Check each line of the listing below for the string "배철환님께", and copy the ones that have it.

:::

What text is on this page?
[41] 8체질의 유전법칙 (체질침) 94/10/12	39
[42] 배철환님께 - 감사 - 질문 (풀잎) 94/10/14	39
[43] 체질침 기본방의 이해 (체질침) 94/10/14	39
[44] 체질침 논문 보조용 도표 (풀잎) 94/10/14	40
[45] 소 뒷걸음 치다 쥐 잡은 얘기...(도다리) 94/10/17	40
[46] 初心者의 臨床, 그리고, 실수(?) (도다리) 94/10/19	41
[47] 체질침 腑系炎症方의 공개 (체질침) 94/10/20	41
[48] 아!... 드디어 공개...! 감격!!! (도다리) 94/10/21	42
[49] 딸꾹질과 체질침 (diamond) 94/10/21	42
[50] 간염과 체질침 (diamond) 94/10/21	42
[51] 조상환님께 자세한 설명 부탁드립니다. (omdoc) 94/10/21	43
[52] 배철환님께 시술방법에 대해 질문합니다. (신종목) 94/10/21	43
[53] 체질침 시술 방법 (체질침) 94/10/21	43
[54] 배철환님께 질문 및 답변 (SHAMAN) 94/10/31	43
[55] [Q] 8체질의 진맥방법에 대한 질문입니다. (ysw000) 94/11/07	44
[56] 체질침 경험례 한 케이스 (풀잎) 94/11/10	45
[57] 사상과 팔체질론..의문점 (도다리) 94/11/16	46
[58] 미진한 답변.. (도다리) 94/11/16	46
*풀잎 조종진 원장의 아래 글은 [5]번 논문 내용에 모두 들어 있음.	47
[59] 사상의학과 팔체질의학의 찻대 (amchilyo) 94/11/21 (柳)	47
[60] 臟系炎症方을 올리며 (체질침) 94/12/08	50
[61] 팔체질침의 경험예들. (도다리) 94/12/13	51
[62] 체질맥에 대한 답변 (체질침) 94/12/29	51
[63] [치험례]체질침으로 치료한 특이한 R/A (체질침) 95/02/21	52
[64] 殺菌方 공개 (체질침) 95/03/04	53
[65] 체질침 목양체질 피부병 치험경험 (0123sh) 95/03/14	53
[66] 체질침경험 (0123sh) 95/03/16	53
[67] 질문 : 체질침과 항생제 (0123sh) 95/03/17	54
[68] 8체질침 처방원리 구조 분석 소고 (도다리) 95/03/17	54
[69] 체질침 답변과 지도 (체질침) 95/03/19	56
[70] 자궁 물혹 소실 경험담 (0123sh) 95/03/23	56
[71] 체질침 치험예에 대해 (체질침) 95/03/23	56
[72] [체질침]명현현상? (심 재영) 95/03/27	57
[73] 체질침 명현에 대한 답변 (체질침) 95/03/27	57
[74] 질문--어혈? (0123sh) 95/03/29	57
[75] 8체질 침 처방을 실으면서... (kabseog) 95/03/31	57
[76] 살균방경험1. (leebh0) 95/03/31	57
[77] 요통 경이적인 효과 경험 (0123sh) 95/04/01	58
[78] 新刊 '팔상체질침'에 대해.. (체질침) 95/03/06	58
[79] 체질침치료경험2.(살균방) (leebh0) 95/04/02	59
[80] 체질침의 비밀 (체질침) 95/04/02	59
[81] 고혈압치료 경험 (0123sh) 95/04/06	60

:::

Response to the task:
[42] 배철환님께 - 감사 - 질문 (풀잎) 94/10/14	39
[52] 배철환님께 시술방법에 대해 질문합니다. (신종목) 94/10/21	43
[54] 배철환님께 질문 및 답변 (SHAMAN) 94/10/31	43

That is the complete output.